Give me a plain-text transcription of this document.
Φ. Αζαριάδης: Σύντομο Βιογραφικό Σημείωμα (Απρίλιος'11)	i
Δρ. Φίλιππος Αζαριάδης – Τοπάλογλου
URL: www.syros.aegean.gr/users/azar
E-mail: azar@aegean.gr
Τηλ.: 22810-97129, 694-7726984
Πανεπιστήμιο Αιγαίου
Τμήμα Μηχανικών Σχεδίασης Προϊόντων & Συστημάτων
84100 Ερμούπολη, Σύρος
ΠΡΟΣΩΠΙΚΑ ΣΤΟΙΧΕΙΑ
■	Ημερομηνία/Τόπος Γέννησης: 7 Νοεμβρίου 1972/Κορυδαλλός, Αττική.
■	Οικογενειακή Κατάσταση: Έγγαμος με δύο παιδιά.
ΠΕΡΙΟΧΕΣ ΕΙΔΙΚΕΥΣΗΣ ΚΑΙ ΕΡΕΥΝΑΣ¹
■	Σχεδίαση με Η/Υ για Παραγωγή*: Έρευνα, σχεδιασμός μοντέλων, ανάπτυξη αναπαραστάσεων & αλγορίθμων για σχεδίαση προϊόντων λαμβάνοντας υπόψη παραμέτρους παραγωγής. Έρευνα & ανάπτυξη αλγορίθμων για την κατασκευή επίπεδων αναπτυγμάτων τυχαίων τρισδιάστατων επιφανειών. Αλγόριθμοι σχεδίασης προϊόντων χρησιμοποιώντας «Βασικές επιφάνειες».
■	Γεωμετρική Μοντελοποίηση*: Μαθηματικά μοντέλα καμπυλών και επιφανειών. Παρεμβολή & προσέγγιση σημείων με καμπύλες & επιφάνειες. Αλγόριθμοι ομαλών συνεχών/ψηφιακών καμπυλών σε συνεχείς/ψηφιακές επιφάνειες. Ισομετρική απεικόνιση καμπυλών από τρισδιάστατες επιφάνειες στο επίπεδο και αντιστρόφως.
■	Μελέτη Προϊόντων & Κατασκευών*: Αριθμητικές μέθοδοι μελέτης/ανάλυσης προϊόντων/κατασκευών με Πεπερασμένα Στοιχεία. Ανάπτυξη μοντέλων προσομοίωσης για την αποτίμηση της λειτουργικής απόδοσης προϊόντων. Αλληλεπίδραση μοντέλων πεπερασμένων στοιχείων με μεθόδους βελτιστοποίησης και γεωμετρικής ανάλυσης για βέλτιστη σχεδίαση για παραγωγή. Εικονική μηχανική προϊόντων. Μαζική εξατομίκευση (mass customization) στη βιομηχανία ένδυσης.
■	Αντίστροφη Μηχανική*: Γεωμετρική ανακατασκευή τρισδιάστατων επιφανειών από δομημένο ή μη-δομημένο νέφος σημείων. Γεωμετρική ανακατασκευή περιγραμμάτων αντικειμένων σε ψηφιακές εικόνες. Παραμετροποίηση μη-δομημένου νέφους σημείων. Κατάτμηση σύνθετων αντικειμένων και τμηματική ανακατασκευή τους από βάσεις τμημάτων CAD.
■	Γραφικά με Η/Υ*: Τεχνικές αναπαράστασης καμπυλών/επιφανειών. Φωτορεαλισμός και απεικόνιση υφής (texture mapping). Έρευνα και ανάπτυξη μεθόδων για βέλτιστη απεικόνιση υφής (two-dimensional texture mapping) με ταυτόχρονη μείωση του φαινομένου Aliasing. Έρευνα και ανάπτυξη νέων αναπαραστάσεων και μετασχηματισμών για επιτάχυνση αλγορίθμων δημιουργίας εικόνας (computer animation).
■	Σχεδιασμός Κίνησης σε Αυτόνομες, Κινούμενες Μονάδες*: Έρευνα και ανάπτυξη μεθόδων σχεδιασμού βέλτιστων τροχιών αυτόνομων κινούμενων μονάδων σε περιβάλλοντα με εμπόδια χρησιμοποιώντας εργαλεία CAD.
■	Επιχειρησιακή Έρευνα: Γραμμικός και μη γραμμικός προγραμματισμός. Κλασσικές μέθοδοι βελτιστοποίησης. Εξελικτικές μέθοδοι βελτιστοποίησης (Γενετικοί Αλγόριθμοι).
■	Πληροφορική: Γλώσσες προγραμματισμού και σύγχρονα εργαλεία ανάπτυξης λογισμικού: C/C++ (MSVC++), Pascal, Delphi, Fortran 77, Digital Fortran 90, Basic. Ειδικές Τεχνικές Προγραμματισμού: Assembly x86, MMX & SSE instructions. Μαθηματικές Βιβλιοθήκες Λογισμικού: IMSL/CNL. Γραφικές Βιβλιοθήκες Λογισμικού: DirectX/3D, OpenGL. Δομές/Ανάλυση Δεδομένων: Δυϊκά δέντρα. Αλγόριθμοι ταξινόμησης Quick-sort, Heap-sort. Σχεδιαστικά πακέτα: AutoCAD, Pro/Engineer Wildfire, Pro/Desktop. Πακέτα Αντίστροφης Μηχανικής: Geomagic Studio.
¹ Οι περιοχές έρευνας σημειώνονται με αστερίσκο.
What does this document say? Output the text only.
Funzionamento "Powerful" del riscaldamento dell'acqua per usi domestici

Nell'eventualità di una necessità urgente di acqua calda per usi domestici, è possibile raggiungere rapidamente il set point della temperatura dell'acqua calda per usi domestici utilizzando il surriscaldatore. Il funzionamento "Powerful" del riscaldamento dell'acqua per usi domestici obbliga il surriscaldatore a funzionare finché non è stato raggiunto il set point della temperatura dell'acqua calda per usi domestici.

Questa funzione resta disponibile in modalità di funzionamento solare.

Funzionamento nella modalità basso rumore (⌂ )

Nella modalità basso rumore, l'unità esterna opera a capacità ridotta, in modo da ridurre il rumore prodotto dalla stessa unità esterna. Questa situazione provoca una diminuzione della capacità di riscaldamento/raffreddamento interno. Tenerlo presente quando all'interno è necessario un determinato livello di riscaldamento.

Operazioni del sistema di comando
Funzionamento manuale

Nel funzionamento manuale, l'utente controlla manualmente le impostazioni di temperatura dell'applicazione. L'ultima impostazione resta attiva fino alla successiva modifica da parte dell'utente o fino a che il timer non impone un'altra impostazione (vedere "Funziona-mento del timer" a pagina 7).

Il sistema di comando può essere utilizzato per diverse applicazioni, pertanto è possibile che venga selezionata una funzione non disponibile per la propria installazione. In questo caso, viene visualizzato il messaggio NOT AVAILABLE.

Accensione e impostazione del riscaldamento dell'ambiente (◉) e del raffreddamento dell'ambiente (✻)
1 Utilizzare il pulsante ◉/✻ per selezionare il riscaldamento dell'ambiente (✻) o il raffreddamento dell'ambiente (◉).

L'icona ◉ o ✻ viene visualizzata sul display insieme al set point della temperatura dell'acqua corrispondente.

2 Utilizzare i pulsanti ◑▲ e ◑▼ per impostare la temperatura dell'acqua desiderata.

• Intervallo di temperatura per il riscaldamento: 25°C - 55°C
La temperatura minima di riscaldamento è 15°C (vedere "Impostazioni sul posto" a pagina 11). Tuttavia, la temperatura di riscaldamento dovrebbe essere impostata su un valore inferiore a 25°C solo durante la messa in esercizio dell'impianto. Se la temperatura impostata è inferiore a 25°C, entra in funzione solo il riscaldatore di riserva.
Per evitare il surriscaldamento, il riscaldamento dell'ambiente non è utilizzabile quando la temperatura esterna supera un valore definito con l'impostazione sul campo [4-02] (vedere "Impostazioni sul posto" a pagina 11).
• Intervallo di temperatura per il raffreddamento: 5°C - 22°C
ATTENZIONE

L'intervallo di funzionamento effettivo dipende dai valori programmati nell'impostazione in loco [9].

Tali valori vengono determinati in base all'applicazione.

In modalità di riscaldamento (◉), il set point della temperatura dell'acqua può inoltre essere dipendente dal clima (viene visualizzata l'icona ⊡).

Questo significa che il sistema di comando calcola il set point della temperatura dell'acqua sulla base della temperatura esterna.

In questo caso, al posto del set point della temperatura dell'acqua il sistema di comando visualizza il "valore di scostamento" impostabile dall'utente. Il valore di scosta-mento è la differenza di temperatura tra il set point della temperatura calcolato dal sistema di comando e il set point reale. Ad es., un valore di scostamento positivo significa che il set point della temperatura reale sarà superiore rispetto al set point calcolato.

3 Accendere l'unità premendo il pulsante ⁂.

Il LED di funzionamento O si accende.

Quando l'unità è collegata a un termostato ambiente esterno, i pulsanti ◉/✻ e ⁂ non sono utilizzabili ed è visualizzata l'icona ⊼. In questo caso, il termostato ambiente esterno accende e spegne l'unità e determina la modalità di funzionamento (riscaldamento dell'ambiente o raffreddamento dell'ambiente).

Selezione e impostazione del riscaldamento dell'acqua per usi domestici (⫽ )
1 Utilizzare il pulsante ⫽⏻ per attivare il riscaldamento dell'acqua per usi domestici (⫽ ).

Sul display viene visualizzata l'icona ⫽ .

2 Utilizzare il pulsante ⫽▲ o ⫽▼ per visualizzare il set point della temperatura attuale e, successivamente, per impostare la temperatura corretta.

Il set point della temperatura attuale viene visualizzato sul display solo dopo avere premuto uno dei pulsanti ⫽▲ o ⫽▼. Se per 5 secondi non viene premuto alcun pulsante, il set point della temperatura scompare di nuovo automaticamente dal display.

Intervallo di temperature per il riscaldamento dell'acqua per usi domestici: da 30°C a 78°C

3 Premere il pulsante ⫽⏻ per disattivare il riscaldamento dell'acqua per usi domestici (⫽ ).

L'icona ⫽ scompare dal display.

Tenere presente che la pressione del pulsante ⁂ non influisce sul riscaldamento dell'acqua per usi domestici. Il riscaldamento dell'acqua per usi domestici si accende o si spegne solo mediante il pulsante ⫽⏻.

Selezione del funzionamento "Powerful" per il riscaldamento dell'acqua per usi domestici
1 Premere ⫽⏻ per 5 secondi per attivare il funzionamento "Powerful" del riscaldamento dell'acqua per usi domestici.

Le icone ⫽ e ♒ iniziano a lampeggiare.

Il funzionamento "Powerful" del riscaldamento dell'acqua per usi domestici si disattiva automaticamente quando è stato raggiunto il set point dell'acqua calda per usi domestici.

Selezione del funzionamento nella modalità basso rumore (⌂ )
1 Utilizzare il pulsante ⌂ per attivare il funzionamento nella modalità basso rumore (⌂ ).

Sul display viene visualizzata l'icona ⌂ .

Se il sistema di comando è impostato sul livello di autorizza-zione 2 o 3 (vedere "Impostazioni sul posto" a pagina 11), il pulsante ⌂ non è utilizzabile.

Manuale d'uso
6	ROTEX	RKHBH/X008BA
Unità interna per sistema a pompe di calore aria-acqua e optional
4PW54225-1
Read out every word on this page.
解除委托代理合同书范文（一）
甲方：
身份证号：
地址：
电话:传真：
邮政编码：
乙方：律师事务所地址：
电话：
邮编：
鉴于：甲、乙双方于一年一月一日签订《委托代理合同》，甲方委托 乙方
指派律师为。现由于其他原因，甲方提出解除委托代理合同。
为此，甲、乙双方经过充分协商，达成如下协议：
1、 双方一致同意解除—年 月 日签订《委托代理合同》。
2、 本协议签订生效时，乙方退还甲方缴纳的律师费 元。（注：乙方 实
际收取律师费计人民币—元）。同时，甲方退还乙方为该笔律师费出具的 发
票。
* * * * *
Starting from the line containing "Read out every word on this page." and ending with the final line of the data, reproduce each line exactly as it appears, including no other lines.

Read out every word on this page.
解除委托代理合同书范文（一）
甲方：
身份证号：
地址：
电话:传真：
邮政编码：
乙方：律师事务所地址：
电话：
邮编：
鉴于：甲、乙双方于一年一月一日签订《委托代理合同》，甲方委托 乙方
指派律师为。现由于其他原因，甲方提出解除委托代理合同。
为此，甲、乙双方经过充分协商，达成如下协议：
1、 双方一致同意解除—年 月 日签订《委托代理合同》。
2、 本协议签订生效时，乙方退还甲方缴纳的律师费 元。（注：乙方 实
际收取律师费计人民币—元）。同时，甲方退还乙方为该笔律师费出具的 发
票。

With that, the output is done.